No, we didn't bang our fingers on the floor, and neither did the Hare Krishnas, to my knowledge.....  I kid.

Having already spent years developing SeiKen, UraKen, TetsuiKen, ShuTo and HaiTo by hitting the Urban board, and at Ron "The Master Breaker" Jeter's dojo, hitting anything that didn't move, until it did, I was at first given pause, when first I saw the sewing of the a for mentioned seeds in Okinawa, and especially when first seeing the harvest.

Maestro Urban called me Iron Hands for a reason, but I can tell you stories about Arakaki, Yonemine, Shinjo, and others that have me beat by a mile, and can really do all of the stick your fingers into someones rib cage, or rip your heart out stuff. "Incidentally, it takes doctors quite a long time in the OR to cut a heart free of the body using scalpels" so lets not get carried away with ourselves.

**Data to examine**
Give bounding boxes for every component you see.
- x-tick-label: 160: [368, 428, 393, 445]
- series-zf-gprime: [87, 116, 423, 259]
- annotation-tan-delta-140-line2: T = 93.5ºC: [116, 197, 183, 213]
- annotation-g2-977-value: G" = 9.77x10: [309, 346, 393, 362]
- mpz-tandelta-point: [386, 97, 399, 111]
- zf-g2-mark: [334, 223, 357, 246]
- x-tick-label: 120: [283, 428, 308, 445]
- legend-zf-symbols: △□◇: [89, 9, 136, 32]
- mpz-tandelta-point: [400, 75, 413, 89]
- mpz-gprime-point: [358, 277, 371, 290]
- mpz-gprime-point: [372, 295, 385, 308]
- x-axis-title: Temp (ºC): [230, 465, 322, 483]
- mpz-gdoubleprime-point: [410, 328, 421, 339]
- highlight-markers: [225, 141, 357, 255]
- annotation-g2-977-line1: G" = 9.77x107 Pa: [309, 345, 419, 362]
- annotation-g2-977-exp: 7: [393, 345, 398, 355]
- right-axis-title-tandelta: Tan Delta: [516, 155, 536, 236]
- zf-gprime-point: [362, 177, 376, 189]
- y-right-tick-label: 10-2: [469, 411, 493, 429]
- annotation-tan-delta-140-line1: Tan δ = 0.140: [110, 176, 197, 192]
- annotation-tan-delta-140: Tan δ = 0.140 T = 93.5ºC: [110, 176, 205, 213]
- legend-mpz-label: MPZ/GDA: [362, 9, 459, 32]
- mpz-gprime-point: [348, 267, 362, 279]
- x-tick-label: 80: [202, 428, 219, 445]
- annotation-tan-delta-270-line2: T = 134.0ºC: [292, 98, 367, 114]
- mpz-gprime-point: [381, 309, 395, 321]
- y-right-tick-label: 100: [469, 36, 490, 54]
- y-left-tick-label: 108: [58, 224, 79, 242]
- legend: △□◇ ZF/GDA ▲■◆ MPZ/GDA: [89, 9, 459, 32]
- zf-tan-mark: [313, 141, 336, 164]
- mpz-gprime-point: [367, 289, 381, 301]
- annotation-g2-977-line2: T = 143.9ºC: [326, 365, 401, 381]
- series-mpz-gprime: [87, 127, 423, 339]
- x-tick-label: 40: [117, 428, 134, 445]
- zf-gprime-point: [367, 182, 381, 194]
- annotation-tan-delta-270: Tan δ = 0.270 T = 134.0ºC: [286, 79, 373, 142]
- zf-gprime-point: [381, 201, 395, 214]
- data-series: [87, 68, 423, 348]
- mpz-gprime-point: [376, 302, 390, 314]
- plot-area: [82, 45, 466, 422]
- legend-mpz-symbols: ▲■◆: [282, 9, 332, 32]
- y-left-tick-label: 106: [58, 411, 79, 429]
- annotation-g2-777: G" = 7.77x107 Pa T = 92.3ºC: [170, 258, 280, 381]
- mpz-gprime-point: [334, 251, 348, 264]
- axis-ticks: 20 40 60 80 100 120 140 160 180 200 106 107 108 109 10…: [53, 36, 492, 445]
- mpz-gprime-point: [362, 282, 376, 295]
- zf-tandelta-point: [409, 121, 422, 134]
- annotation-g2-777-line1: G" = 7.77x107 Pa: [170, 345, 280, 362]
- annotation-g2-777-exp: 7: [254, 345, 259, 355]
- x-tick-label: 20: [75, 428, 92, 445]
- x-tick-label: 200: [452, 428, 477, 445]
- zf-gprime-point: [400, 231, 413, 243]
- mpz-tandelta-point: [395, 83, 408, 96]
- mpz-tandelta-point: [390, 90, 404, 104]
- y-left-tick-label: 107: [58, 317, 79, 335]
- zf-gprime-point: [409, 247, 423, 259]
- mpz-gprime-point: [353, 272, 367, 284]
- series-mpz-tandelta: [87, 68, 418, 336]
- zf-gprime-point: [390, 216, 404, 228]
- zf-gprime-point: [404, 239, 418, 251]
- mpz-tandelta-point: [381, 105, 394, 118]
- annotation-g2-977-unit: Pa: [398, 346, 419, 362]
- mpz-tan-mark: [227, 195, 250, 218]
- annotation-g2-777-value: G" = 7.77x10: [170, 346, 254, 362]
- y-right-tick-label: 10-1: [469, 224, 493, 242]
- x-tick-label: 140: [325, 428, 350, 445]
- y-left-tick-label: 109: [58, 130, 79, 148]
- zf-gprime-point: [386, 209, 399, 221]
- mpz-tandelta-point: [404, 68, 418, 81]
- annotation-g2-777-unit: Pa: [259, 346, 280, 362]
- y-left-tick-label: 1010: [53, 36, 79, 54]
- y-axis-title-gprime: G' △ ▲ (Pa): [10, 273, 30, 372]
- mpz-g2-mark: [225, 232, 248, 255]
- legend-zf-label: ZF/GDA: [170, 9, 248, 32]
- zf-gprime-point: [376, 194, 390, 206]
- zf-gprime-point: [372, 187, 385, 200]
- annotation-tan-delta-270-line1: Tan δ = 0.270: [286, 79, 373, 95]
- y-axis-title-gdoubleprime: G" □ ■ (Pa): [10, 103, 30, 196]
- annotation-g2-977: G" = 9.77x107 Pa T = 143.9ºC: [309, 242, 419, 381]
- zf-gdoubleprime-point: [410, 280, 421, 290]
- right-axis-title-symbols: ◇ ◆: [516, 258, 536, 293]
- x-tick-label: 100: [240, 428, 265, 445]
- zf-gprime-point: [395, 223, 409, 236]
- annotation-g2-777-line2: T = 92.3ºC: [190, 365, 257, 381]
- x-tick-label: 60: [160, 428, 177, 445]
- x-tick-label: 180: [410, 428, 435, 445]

**Your assignment**
Echo, word for word, the stretch of the passage on karate hand conditioning from "Having already spent" through "away with ourselves.".

**Answer to this task**
Having already spent years developing SeiKen, UraKen, TetsuiKen, ShuTo and HaiTo by hitting the Urban board, and at Ron "The Master Breaker" Jeter's dojo, hitting anything that didn't move, until it did, I was at first given pause, when first I saw the sewing of the a for mentioned seeds in Okinawa, and especially when first seeing the harvest.

Maestro Urban called me Iron Hands for a reason, but I can tell you stories about Arakaki, Yonemine, Shinjo, and others that have me beat by a mile, and can really do all of the stick your fingers into someones rib cage, or rip your heart out stuff. "Incidentally, it takes doctors quite a long time in the OR to cut a heart free of the body using scalpels" so lets not get carried away with ourselves.